> _Problem details_
Repeat every line below exactly as it reads.
━━ Supplied material ━━
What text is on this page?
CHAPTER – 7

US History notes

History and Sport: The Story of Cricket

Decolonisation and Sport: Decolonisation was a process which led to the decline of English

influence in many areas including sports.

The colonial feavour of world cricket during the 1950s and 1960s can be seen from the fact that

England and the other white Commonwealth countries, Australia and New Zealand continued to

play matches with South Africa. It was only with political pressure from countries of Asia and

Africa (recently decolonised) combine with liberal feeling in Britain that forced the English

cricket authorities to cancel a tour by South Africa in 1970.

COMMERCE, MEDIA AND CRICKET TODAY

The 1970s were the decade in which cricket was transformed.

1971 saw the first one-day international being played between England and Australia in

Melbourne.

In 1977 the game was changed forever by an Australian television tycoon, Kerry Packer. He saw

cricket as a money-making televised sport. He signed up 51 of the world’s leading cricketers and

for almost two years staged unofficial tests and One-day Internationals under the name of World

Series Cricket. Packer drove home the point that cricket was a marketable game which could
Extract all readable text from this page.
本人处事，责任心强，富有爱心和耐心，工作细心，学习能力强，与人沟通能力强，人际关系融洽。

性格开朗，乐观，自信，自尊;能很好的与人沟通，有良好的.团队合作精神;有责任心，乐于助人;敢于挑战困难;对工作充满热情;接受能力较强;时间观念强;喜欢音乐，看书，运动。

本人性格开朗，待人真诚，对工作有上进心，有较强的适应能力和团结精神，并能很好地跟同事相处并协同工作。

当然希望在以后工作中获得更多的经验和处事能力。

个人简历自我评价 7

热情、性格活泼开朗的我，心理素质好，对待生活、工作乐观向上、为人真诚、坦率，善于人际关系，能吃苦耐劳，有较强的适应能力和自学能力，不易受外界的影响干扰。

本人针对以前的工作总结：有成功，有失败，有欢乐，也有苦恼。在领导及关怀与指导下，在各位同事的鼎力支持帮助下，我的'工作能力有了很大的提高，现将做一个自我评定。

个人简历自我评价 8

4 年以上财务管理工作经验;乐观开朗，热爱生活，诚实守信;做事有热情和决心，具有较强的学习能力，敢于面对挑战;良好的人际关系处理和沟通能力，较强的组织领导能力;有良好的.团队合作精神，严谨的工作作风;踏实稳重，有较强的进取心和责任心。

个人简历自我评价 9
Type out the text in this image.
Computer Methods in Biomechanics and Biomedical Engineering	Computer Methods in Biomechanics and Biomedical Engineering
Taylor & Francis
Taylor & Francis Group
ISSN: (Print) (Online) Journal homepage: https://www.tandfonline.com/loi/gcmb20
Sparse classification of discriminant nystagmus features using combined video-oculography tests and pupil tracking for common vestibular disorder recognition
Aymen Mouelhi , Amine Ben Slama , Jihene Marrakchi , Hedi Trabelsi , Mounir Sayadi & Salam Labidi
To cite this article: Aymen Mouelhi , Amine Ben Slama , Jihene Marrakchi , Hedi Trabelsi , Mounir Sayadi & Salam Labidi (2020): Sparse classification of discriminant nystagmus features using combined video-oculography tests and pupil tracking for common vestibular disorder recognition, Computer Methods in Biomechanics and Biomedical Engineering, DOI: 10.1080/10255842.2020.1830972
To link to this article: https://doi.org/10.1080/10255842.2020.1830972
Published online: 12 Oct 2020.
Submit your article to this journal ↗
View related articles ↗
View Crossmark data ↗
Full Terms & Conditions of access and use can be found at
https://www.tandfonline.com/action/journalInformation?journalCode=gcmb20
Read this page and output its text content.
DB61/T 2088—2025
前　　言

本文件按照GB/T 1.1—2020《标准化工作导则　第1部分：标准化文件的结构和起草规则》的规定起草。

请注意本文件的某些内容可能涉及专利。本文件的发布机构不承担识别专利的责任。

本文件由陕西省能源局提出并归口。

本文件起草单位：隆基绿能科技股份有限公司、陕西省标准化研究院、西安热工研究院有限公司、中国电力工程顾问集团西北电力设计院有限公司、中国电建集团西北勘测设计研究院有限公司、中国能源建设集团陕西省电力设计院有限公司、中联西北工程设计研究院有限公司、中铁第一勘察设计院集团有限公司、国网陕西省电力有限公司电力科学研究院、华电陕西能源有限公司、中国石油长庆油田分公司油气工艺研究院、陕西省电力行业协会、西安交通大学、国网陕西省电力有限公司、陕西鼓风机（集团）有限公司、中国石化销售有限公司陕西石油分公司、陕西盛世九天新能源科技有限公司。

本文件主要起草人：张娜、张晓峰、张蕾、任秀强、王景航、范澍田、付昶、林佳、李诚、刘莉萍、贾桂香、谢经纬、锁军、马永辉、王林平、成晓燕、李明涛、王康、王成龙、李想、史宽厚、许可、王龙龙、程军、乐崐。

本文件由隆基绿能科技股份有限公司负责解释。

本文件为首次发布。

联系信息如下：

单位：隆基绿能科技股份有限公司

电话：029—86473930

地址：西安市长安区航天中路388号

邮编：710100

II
━━━
> _Full answer_
What text is on this page?
CHAPTER – 7

US History notes

History and Sport: The Story of Cricket

Decolonisation and Sport: Decolonisation was a process which led to the decline of English

influence in many areas including sports.

The colonial feavour of world cricket during the 1950s and 1960s can be seen from the fact that

England and the other white Commonwealth countries, Australia and New Zealand continued to

play matches with South Africa. It was only with political pressure from countries of Asia and

Africa (recently decolonised) combine with liberal feeling in Britain that forced the English

cricket authorities to cancel a tour by South Africa in 1970.

COMMERCE, MEDIA AND CRICKET TODAY

The 1970s were the decade in which cricket was transformed.

1971 saw the first one-day international being played between England and Australia in

Melbourne.

In 1977 the game was changed forever by an Australian television tycoon, Kerry Packer. He saw

cricket as a money-making televised sport. He signed up 51 of the world’s leading cricketers and

for almost two years staged unofficial tests and One-day Internationals under the name of World

Series Cricket. Packer drove home the point that cricket was a marketable game which could
Extract all readable text from this page.
本人处事，责任心强，富有爱心和耐心，工作细心，学习能力强，与人沟通能力强，人际关系融洽。

性格开朗，乐观，自信，自尊;能很好的与人沟通，有良好的.团队合作精神;有责任心，乐于助人;敢于挑战困难;对工作充满热情;接受能力较强;时间观念强;喜欢音乐，看书，运动。

本人性格开朗，待人真诚，对工作有上进心，有较强的适应能力和团结精神，并能很好地跟同事相处并协同工作。

当然希望在以后工作中获得更多的经验和处事能力。

个人简历自我评价 7

热情、性格活泼开朗的我，心理素质好，对待生活、工作乐观向上、为人真诚、坦率，善于人际关系，能吃苦耐劳，有较强的适应能力和自学能力，不易受外界的影响干扰。

本人针对以前的工作总结：有成功，有失败，有欢乐，也有苦恼。在领导及关怀与指导下，在各位同事的鼎力支持帮助下，我的'工作能力有了很大的提高，现将做一个自我评定。

个人简历自我评价 8

4 年以上财务管理工作经验;乐观开朗，热爱生活，诚实守信;做事有热情和决心，具有较强的学习能力，敢于面对挑战;良好的人际关系处理和沟通能力，较强的组织领导能力;有良好的.团队合作精神，严谨的工作作风;踏实稳重，有较强的进取心和责任心。

个人简历自我评价 9
Type out the text in this image.
Computer Methods in Biomechanics and Biomedical Engineering	Computer Methods in Biomechanics and Biomedical Engineering
Taylor & Francis
Taylor & Francis Group
ISSN: (Print) (Online) Journal homepage: https://www.tandfonline.com/loi/gcmb20
Sparse classification of discriminant nystagmus features using combined video-oculography tests and pupil tracking for common vestibular disorder recognition
Aymen Mouelhi , Amine Ben Slama , Jihene Marrakchi , Hedi Trabelsi , Mounir Sayadi & Salam Labidi
To cite this article: Aymen Mouelhi , Amine Ben Slama , Jihene Marrakchi , Hedi Trabelsi , Mounir Sayadi & Salam Labidi (2020): Sparse classification of discriminant nystagmus features using combined video-oculography tests and pupil tracking for common vestibular disorder recognition, Computer Methods in Biomechanics and Biomedical Engineering, DOI: 10.1080/10255842.2020.1830972
To link to this article: https://doi.org/10.1080/10255842.2020.1830972
Published online: 12 Oct 2020.
Submit your article to this journal ↗
View related articles ↗
View Crossmark data ↗
Full Terms & Conditions of access and use can be found at
https://www.tandfonline.com/action/journalInformation?journalCode=gcmb20
Read this page and output its text content.
DB61/T 2088—2025
前　　言

本文件按照GB/T 1.1—2020《标准化工作导则　第1部分：标准化文件的结构和起草规则》的规定起草。

请注意本文件的某些内容可能涉及专利。本文件的发布机构不承担识别专利的责任。

本文件由陕西省能源局提出并归口。

本文件起草单位：隆基绿能科技股份有限公司、陕西省标准化研究院、西安热工研究院有限公司、中国电力工程顾问集团西北电力设计院有限公司、中国电建集团西北勘测设计研究院有限公司、中国能源建设集团陕西省电力设计院有限公司、中联西北工程设计研究院有限公司、中铁第一勘察设计院集团有限公司、国网陕西省电力有限公司电力科学研究院、华电陕西能源有限公司、中国石油长庆油田分公司油气工艺研究院、陕西省电力行业协会、西安交通大学、国网陕西省电力有限公司、陕西鼓风机（集团）有限公司、中国石化销售有限公司陕西石油分公司、陕西盛世九天新能源科技有限公司。

本文件主要起草人：张娜、张晓峰、张蕾、任秀强、王景航、范澍田、付昶、林佳、李诚、刘莉萍、贾桂香、谢经纬、锁军、马永辉、王林平、成晓燕、李明涛、王康、王成龙、李想、史宽厚、许可、王龙龙、程军、乐崐。

本文件由隆基绿能科技股份有限公司负责解释。

本文件为首次发布。

联系信息如下：

单位：隆基绿能科技股份有限公司

电话：029—86473930

地址：西安市长安区航天中路388号

邮编：710100

II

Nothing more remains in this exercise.